Task brief —
In the lines below, replace "details-cell" with "info-cell" everywhere and keep everything else unchanged. Omit the pictures when you write the lines again.
** START Data supplied **
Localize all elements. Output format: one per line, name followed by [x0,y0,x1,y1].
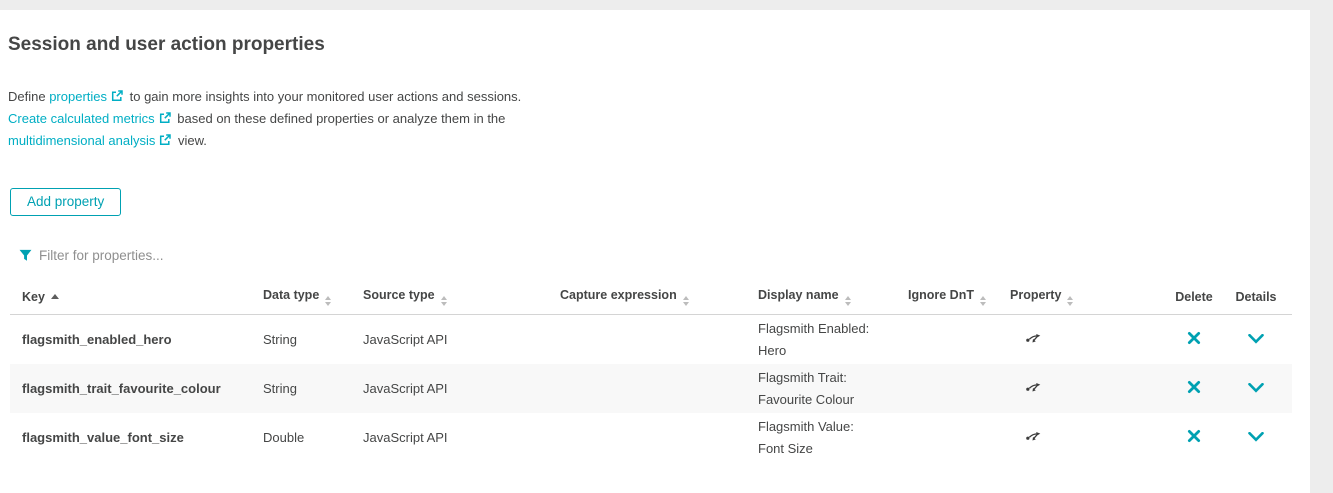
details-cell [1220,315,1292,365]
property-ignore-dnt [896,315,998,365]
column-label: Delete [1175,290,1213,304]
property-type-cell [998,315,1168,365]
filter-bar [19,248,1310,263]
sort-ascending-icon [51,294,59,299]
filter-properties-input[interactable] [39,248,459,263]
property-data-type: Double [251,413,351,462]
delete-cell [1168,413,1220,462]
chevron-down-icon[interactable] [1248,383,1264,393]
details-cell [1220,413,1292,462]
session-property-icon [1025,428,1042,445]
table-row: flagsmith_enabled_hero String JavaScript… [10,315,1292,365]
intro-text: Define properties to gain more insights … [8,86,1310,152]
delete-x-icon[interactable] [1187,380,1201,394]
create-calculated-metrics-link[interactable]: Create calculated metrics [8,111,155,126]
property-key: flagsmith_value_font_size [10,413,251,462]
multidimensional-analysis-link[interactable]: multidimensional analysis [8,133,155,148]
property-ignore-dnt [896,413,998,462]
sort-icon [325,296,331,306]
external-link-icon [159,131,171,152]
intro-line-3: multidimensional analysis view. [8,130,1310,152]
column-header-data-type[interactable]: Data type [251,288,351,315]
table-header-row: Key Data type Source type Capture expres… [10,288,1292,315]
display-name-line: Font Size [758,438,896,460]
property-source-type: JavaScript API [351,364,548,413]
display-name-line: Favourite Colour [758,389,896,411]
column-label: Capture expression [560,288,677,302]
properties-link[interactable]: properties [49,89,107,104]
property-capture-expression [548,413,746,462]
property-key: flagsmith_trait_favourite_colour [10,364,251,413]
column-header-ignore-dnt[interactable]: Ignore DnT [896,288,998,315]
session-property-icon [1025,379,1042,396]
details-cell [1220,364,1292,413]
property-type-cell [998,364,1168,413]
column-label: Display name [758,288,839,302]
column-label: Property [1010,288,1061,302]
sort-icon [683,296,689,306]
property-display-name: Flagsmith Enabled:Hero [746,315,896,365]
property-data-type: String [251,364,351,413]
chevron-down-icon[interactable] [1248,334,1264,344]
property-capture-expression [548,315,746,365]
delete-cell [1168,315,1220,365]
property-ignore-dnt [896,364,998,413]
page-title: Session and user action properties [8,34,1310,56]
property-display-name: Flagsmith Trait:Favourite Colour [746,364,896,413]
filter-funnel-icon [19,249,32,262]
table-row: flagsmith_value_font_size Double JavaScr… [10,413,1292,462]
intro-text-segment: view. [174,133,207,148]
add-property-button[interactable]: Add property [10,188,121,216]
display-name-line: Flagsmith Trait: [758,367,896,389]
property-type-cell [998,413,1168,462]
delete-x-icon[interactable] [1187,429,1201,443]
display-name-line: Flagsmith Enabled: [758,318,896,340]
column-label: Key [22,290,45,304]
external-link-icon [111,87,123,108]
delete-cell [1168,364,1220,413]
external-link-icon [159,109,171,130]
sort-icon [845,296,851,306]
column-header-details: Details [1220,288,1292,315]
display-name-line: Flagsmith Value: [758,416,896,438]
intro-line-1: Define properties to gain more insights … [8,86,1310,108]
column-header-property[interactable]: Property [998,288,1168,315]
column-header-display-name[interactable]: Display name [746,288,896,315]
session-property-icon [1025,330,1042,347]
properties-table: Key Data type Source type Capture expres… [10,288,1292,462]
column-label: Source type [363,288,435,302]
column-header-key[interactable]: Key [10,288,251,315]
column-label: Details [1236,290,1277,304]
sort-icon [441,296,447,306]
intro-text-segment: to gain more insights into your monitore… [126,89,521,104]
property-data-type: String [251,315,351,365]
chevron-down-icon[interactable] [1248,432,1264,442]
property-source-type: JavaScript API [351,413,548,462]
intro-text-segment: Define [8,89,49,104]
column-header-source-type[interactable]: Source type [351,288,548,315]
column-label: Ignore DnT [908,288,974,302]
sort-icon [1067,296,1073,306]
property-capture-expression [548,364,746,413]
delete-x-icon[interactable] [1187,331,1201,345]
column-label: Data type [263,288,319,302]
property-display-name: Flagsmith Value:Font Size [746,413,896,462]
intro-line-2: Create calculated metrics based on these… [8,108,1310,130]
column-header-capture-expression[interactable]: Capture expression [548,288,746,315]
content-card: Session and user action properties Defin… [0,10,1310,493]
intro-text-segment: based on these defined properties or ana… [174,111,506,126]
column-header-delete: Delete [1168,288,1220,315]
table-row: flagsmith_trait_favourite_colour String … [10,364,1292,413]
property-source-type: JavaScript API [351,315,548,365]
display-name-line: Hero [758,340,896,362]
property-key: flagsmith_enabled_hero [10,315,251,365]
sort-icon [980,296,986,306]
** END Data supplied **
Result for this task —
Localize all elements. Output format: one per line, name followed by [x0,y0,x1,y1].
info-cell [1220,315,1292,365]
property-ignore-dnt [896,315,998,365]
column-label: Delete [1175,290,1213,304]
property-type-cell [998,315,1168,365]
filter-bar [19,248,1310,263]
sort-ascending-icon [51,294,59,299]
filter-properties-input[interactable] [39,248,459,263]
property-data-type: Double [251,413,351,462]
delete-cell [1168,413,1220,462]
chevron-down-icon[interactable] [1248,383,1264,393]
info-cell [1220,413,1292,462]
session-property-icon [1025,428,1042,445]
table-row: flagsmith_enabled_hero String JavaScript… [10,315,1292,365]
intro-text: Define properties to gain more insights … [8,86,1310,152]
delete-x-icon[interactable] [1187,380,1201,394]
create-calculated-metrics-link[interactable]: Create calculated metrics [8,111,155,126]
property-key: flagsmith_value_font_size [10,413,251,462]
multidimensional-analysis-link[interactable]: multidimensional analysis [8,133,155,148]
property-ignore-dnt [896,413,998,462]
sort-icon [325,296,331,306]
external-link-icon [159,131,171,152]
intro-line-3: multidimensional analysis view. [8,130,1310,152]
column-header-data-type[interactable]: Data type [251,288,351,315]
table-header-row: Key Data type Source type Capture expres… [10,288,1292,315]
display-name-line: Font Size [758,438,896,460]
property-source-type: JavaScript API [351,364,548,413]
display-name-line: Favourite Colour [758,389,896,411]
column-label: Capture expression [560,288,677,302]
properties-link[interactable]: properties [49,89,107,104]
property-capture-expression [548,413,746,462]
property-key: flagsmith_trait_favourite_colour [10,364,251,413]
column-header-ignore-dnt[interactable]: Ignore DnT [896,288,998,315]
session-property-icon [1025,379,1042,396]
info-cell [1220,364,1292,413]
property-type-cell [998,364,1168,413]
column-label: Display name [758,288,839,302]
column-label: Property [1010,288,1061,302]
sort-icon [683,296,689,306]
property-display-name: Flagsmith Enabled:Hero [746,315,896,365]
property-data-type: String [251,364,351,413]
chevron-down-icon[interactable] [1248,334,1264,344]
property-capture-expression [548,315,746,365]
delete-cell [1168,315,1220,365]
property-ignore-dnt [896,364,998,413]
page-title: Session and user action properties [8,34,1310,56]
property-display-name: Flagsmith Trait:Favourite Colour [746,364,896,413]
filter-funnel-icon [19,249,32,262]
table-row: flagsmith_value_font_size Double JavaScr… [10,413,1292,462]
intro-text-segment: view. [174,133,207,148]
add-property-button[interactable]: Add property [10,188,121,216]
display-name-line: Flagsmith Trait: [758,367,896,389]
property-type-cell [998,413,1168,462]
delete-x-icon[interactable] [1187,429,1201,443]
display-name-line: Flagsmith Enabled: [758,318,896,340]
column-label: Key [22,290,45,304]
external-link-icon [111,87,123,108]
delete-cell [1168,364,1220,413]
external-link-icon [159,109,171,130]
sort-icon [845,296,851,306]
column-header-details: Details [1220,288,1292,315]
display-name-line: Flagsmith Value: [758,416,896,438]
intro-line-1: Define properties to gain more insights … [8,86,1310,108]
column-header-property[interactable]: Property [998,288,1168,315]
column-header-display-name[interactable]: Display name [746,288,896,315]
session-property-icon [1025,330,1042,347]
properties-table: Key Data type Source type Capture expres… [10,288,1292,462]
column-label: Source type [363,288,435,302]
column-header-key[interactable]: Key [10,288,251,315]
column-label: Details [1236,290,1277,304]
sort-icon [441,296,447,306]
intro-text-segment: to gain more insights into your monitore… [126,89,521,104]
property-data-type: String [251,315,351,365]
chevron-down-icon[interactable] [1248,432,1264,442]
property-source-type: JavaScript API [351,413,548,462]
intro-text-segment: Define [8,89,49,104]
column-header-source-type[interactable]: Source type [351,288,548,315]
column-label: Ignore DnT [908,288,974,302]
sort-icon [1067,296,1073,306]
property-capture-expression [548,364,746,413]
delete-x-icon[interactable] [1187,331,1201,345]
column-label: Data type [263,288,319,302]
property-display-name: Flagsmith Value:Font Size [746,413,896,462]
intro-line-2: Create calculated metrics based on these… [8,108,1310,130]
column-header-capture-expression[interactable]: Capture expression [548,288,746,315]
content-card: Session and user action properties Defin… [0,10,1310,493]
intro-text-segment: based on these defined properties or ana… [174,111,506,126]
column-header-delete: Delete [1168,288,1220,315]
table-row: flagsmith_trait_favourite_colour String … [10,364,1292,413]
property-source-type: JavaScript API [351,315,548,365]
display-name-line: Hero [758,340,896,362]
property-key: flagsmith_enabled_hero [10,315,251,365]
sort-icon [980,296,986,306]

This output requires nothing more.